Source data
** Start **

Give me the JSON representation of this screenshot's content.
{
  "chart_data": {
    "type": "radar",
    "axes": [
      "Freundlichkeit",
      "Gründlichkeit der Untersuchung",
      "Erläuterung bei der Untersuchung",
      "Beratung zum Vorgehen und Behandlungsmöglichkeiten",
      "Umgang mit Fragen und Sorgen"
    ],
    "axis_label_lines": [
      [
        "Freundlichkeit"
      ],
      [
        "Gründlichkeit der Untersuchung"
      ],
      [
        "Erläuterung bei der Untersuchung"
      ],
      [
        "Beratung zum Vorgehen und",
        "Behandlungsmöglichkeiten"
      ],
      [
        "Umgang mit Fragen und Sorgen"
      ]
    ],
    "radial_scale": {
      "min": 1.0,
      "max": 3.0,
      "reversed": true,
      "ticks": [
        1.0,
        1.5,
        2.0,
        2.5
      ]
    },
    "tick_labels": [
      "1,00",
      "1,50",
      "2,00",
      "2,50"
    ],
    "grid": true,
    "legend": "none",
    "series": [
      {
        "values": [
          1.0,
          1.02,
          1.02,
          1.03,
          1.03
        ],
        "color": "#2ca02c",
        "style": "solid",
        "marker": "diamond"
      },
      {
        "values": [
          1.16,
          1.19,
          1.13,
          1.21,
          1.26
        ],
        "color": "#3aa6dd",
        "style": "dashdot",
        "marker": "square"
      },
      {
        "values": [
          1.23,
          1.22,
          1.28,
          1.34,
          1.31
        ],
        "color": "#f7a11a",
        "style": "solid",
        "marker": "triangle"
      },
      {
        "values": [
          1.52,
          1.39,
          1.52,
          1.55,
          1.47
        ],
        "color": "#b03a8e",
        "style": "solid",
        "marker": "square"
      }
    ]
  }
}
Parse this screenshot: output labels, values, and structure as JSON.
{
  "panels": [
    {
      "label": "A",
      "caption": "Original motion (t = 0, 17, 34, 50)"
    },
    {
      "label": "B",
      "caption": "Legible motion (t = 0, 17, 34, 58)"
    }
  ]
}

** End **

Required task: How many of the lines above contain the string "Erläuterung"? Give the number only.

Solution to the problem: 2